(What the task requires): Extract every line below that contains the word "this".

(Material provided):
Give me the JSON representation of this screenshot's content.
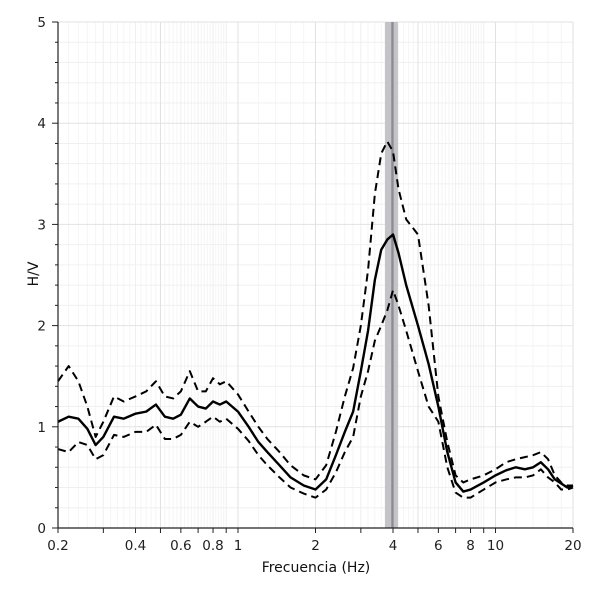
{
  "chart_data": {
    "type": "line",
    "xlabel": "Frecuencia (Hz)",
    "ylabel": "H/V",
    "x_scale": "log",
    "xlim": [
      0.2,
      20
    ],
    "ylim": [
      0,
      5
    ],
    "grid": true,
    "x_tick_labels": [
      {
        "value": 0.2,
        "label": "0.2"
      },
      {
        "value": 0.4,
        "label": "0.4"
      },
      {
        "value": 0.6,
        "label": "0.6"
      },
      {
        "value": 0.8,
        "label": "0.8"
      },
      {
        "value": 1,
        "label": "1"
      },
      {
        "value": 2,
        "label": "2"
      },
      {
        "value": 4,
        "label": "4"
      },
      {
        "value": 6,
        "label": "6"
      },
      {
        "value": 8,
        "label": "8"
      },
      {
        "value": 10,
        "label": "10"
      },
      {
        "value": 20,
        "label": "20"
      }
    ],
    "y_tick_labels": [
      {
        "value": 0,
        "label": "0"
      },
      {
        "value": 1,
        "label": "1"
      },
      {
        "value": 2,
        "label": "2"
      },
      {
        "value": 3,
        "label": "3"
      },
      {
        "value": 4,
        "label": "4"
      },
      {
        "value": 5,
        "label": "5"
      }
    ],
    "peak_band": {
      "x_min": 3.72,
      "x_max": 4.18,
      "center": 3.98,
      "band_color": "#c4c4c8",
      "center_color": "#8c8c94"
    },
    "series": [
      {
        "style": "solid",
        "color": "#000000",
        "x": [
          0.2,
          0.22,
          0.24,
          0.26,
          0.28,
          0.3,
          0.33,
          0.36,
          0.4,
          0.44,
          0.48,
          0.52,
          0.56,
          0.6,
          0.65,
          0.7,
          0.75,
          0.8,
          0.85,
          0.9,
          1,
          1.1,
          1.2,
          1.3,
          1.45,
          1.6,
          1.8,
          2,
          2.2,
          2.4,
          2.6,
          2.8,
          3,
          3.2,
          3.4,
          3.6,
          3.8,
          4,
          4.2,
          4.5,
          5,
          5.5,
          6,
          6.5,
          7,
          7.5,
          8,
          9,
          10,
          11,
          12,
          13,
          14,
          15,
          16,
          17,
          18,
          19,
          20
        ],
        "y": [
          1.05,
          1.1,
          1.08,
          0.98,
          0.82,
          0.9,
          1.1,
          1.08,
          1.13,
          1.15,
          1.22,
          1.1,
          1.08,
          1.12,
          1.28,
          1.2,
          1.18,
          1.25,
          1.22,
          1.25,
          1.15,
          1.0,
          0.85,
          0.75,
          0.62,
          0.5,
          0.42,
          0.38,
          0.48,
          0.72,
          0.95,
          1.15,
          1.55,
          1.95,
          2.45,
          2.75,
          2.85,
          2.9,
          2.72,
          2.4,
          2.0,
          1.62,
          1.2,
          0.75,
          0.45,
          0.36,
          0.38,
          0.45,
          0.52,
          0.57,
          0.6,
          0.58,
          0.6,
          0.65,
          0.58,
          0.48,
          0.44,
          0.4,
          0.42
        ]
      },
      {
        "style": "dashed",
        "color": "#000000",
        "x": [
          0.2,
          0.22,
          0.24,
          0.26,
          0.28,
          0.3,
          0.33,
          0.36,
          0.4,
          0.44,
          0.48,
          0.52,
          0.56,
          0.6,
          0.65,
          0.7,
          0.75,
          0.8,
          0.85,
          0.9,
          1,
          1.1,
          1.2,
          1.3,
          1.45,
          1.6,
          1.8,
          2,
          2.2,
          2.4,
          2.6,
          2.8,
          3,
          3.2,
          3.4,
          3.6,
          3.8,
          4,
          4.2,
          4.5,
          5,
          5.5,
          6,
          6.5,
          7,
          7.5,
          8,
          9,
          10,
          11,
          12,
          13,
          14,
          15,
          16,
          17,
          18,
          19,
          20
        ],
        "y": [
          1.45,
          1.6,
          1.45,
          1.2,
          0.9,
          1.05,
          1.3,
          1.25,
          1.3,
          1.35,
          1.45,
          1.3,
          1.28,
          1.35,
          1.55,
          1.35,
          1.35,
          1.48,
          1.42,
          1.45,
          1.32,
          1.15,
          1.0,
          0.88,
          0.75,
          0.62,
          0.52,
          0.48,
          0.62,
          0.95,
          1.3,
          1.58,
          2.0,
          2.55,
          3.3,
          3.7,
          3.82,
          3.72,
          3.35,
          3.05,
          2.9,
          2.2,
          1.3,
          0.85,
          0.52,
          0.45,
          0.48,
          0.52,
          0.58,
          0.65,
          0.68,
          0.7,
          0.72,
          0.75,
          0.68,
          0.52,
          0.45,
          0.42,
          0.42
        ]
      },
      {
        "style": "dashed",
        "color": "#000000",
        "x": [
          0.2,
          0.22,
          0.24,
          0.26,
          0.28,
          0.3,
          0.33,
          0.36,
          0.4,
          0.44,
          0.48,
          0.52,
          0.56,
          0.6,
          0.65,
          0.7,
          0.75,
          0.8,
          0.85,
          0.9,
          1,
          1.1,
          1.2,
          1.3,
          1.45,
          1.6,
          1.8,
          2,
          2.2,
          2.4,
          2.6,
          2.8,
          3,
          3.2,
          3.4,
          3.6,
          3.8,
          4,
          4.2,
          4.5,
          5,
          5.5,
          6,
          6.5,
          7,
          7.5,
          8,
          9,
          10,
          11,
          12,
          13,
          14,
          15,
          16,
          17,
          18,
          19,
          20
        ],
        "y": [
          0.78,
          0.75,
          0.85,
          0.82,
          0.68,
          0.72,
          0.92,
          0.9,
          0.95,
          0.95,
          1.02,
          0.88,
          0.88,
          0.92,
          1.05,
          1.0,
          1.05,
          1.1,
          1.05,
          1.08,
          0.98,
          0.86,
          0.72,
          0.62,
          0.5,
          0.4,
          0.34,
          0.3,
          0.38,
          0.55,
          0.75,
          0.9,
          1.3,
          1.55,
          1.85,
          2.0,
          2.15,
          2.35,
          2.2,
          1.95,
          1.55,
          1.2,
          1.05,
          0.6,
          0.35,
          0.3,
          0.3,
          0.38,
          0.45,
          0.48,
          0.5,
          0.5,
          0.52,
          0.58,
          0.5,
          0.45,
          0.38,
          0.38,
          0.4
        ]
      }
    ]
  }
}
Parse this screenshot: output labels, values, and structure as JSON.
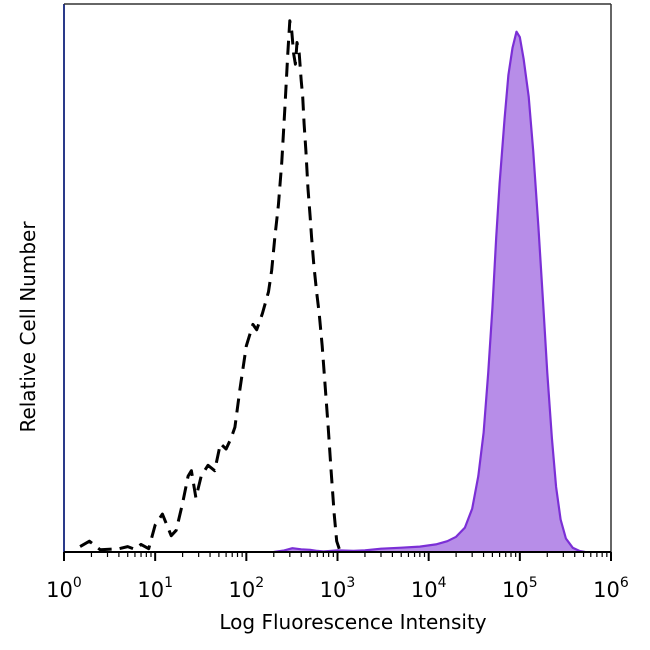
{
  "chart_data": {
    "type": "area",
    "title": "",
    "xlabel": "Log Fluorescence Intensity",
    "ylabel": "Relative Cell Number",
    "xscale": "log",
    "xlim": [
      1,
      1000000
    ],
    "ylim": [
      0,
      100
    ],
    "grid": false,
    "x_ticks": [
      {
        "base": "10",
        "exp": "0",
        "value": 1
      },
      {
        "base": "10",
        "exp": "1",
        "value": 10
      },
      {
        "base": "10",
        "exp": "2",
        "value": 100
      },
      {
        "base": "10",
        "exp": "3",
        "value": 1000
      },
      {
        "base": "10",
        "exp": "4",
        "value": 10000
      },
      {
        "base": "10",
        "exp": "5",
        "value": 100000
      },
      {
        "base": "10",
        "exp": "6",
        "value": 1000000
      }
    ],
    "series": [
      {
        "style": "dashed-line",
        "color": "#000000",
        "points": [
          [
            1.5,
            1
          ],
          [
            1.9,
            2
          ],
          [
            2.5,
            0.4
          ],
          [
            4,
            0.6
          ],
          [
            5,
            1
          ],
          [
            6,
            0.5
          ],
          [
            7,
            1.4
          ],
          [
            8.5,
            0.6
          ],
          [
            10,
            5
          ],
          [
            12,
            7
          ],
          [
            15,
            3
          ],
          [
            17,
            4
          ],
          [
            20,
            9
          ],
          [
            23,
            14
          ],
          [
            25,
            15
          ],
          [
            28,
            10
          ],
          [
            32,
            14
          ],
          [
            38,
            16
          ],
          [
            45,
            15
          ],
          [
            52,
            20
          ],
          [
            60,
            19
          ],
          [
            68,
            21
          ],
          [
            75,
            23
          ],
          [
            85,
            30
          ],
          [
            100,
            38
          ],
          [
            118,
            42
          ],
          [
            130,
            41
          ],
          [
            150,
            44
          ],
          [
            175,
            48
          ],
          [
            190,
            52
          ],
          [
            205,
            58
          ],
          [
            225,
            64
          ],
          [
            245,
            72
          ],
          [
            265,
            82
          ],
          [
            285,
            92
          ],
          [
            300,
            98
          ],
          [
            315,
            96
          ],
          [
            330,
            92
          ],
          [
            345,
            90
          ],
          [
            360,
            94
          ],
          [
            380,
            92
          ],
          [
            400,
            87
          ],
          [
            415,
            84
          ],
          [
            430,
            79
          ],
          [
            450,
            74
          ],
          [
            475,
            67
          ],
          [
            500,
            62
          ],
          [
            520,
            58
          ],
          [
            550,
            53
          ],
          [
            590,
            48
          ],
          [
            630,
            44
          ],
          [
            680,
            38
          ],
          [
            730,
            31
          ],
          [
            790,
            23
          ],
          [
            850,
            15
          ],
          [
            920,
            7
          ],
          [
            980,
            2
          ],
          [
            1050,
            0.5
          ],
          [
            1100,
            0
          ]
        ]
      },
      {
        "style": "filled-area",
        "color": "#7b2fd6",
        "fill": "#b78de8",
        "points": [
          [
            200,
            0
          ],
          [
            260,
            0.3
          ],
          [
            320,
            0.7
          ],
          [
            400,
            0.5
          ],
          [
            500,
            0.4
          ],
          [
            600,
            0.2
          ],
          [
            700,
            0.1
          ],
          [
            1000,
            0.3
          ],
          [
            1500,
            0.2
          ],
          [
            2000,
            0.3
          ],
          [
            3000,
            0.6
          ],
          [
            5000,
            0.8
          ],
          [
            8000,
            1.0
          ],
          [
            12000,
            1.4
          ],
          [
            16000,
            2.0
          ],
          [
            20000,
            2.8
          ],
          [
            25000,
            4.5
          ],
          [
            30000,
            8
          ],
          [
            35000,
            14
          ],
          [
            40000,
            22
          ],
          [
            45000,
            33
          ],
          [
            50000,
            45
          ],
          [
            55000,
            58
          ],
          [
            60000,
            68
          ],
          [
            68000,
            80
          ],
          [
            75000,
            88
          ],
          [
            83000,
            93
          ],
          [
            92000,
            96
          ],
          [
            100000,
            95
          ],
          [
            110000,
            91
          ],
          [
            125000,
            84
          ],
          [
            140000,
            74
          ],
          [
            160000,
            60
          ],
          [
            180000,
            46
          ],
          [
            200000,
            33
          ],
          [
            225000,
            21
          ],
          [
            250000,
            12
          ],
          [
            280000,
            6
          ],
          [
            320000,
            2.5
          ],
          [
            380000,
            0.8
          ],
          [
            450000,
            0.2
          ],
          [
            520000,
            0
          ]
        ]
      }
    ]
  }
}
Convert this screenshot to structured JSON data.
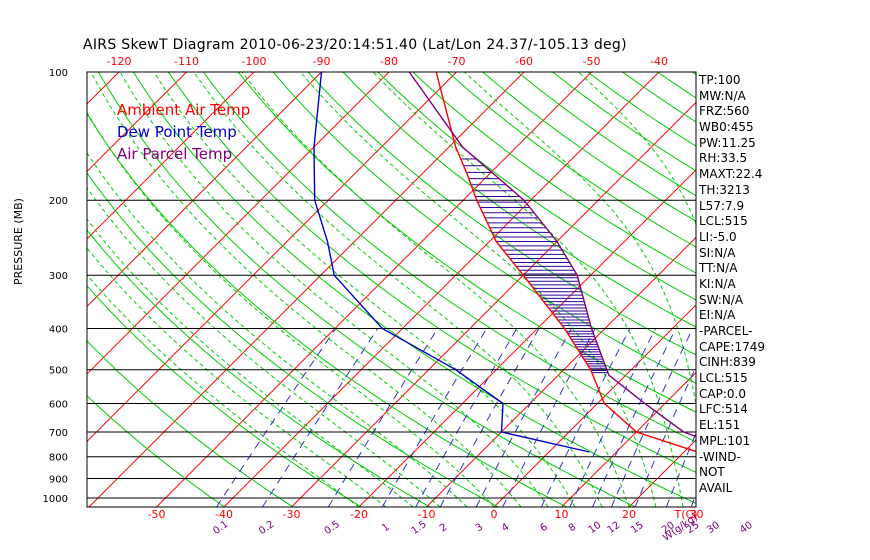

(Complete response):
Give me the JSON representation of this screenshot's content.
Parse this screenshot: output labels, values, and structure as JSON.
Convert this screenshot to structured JSON data.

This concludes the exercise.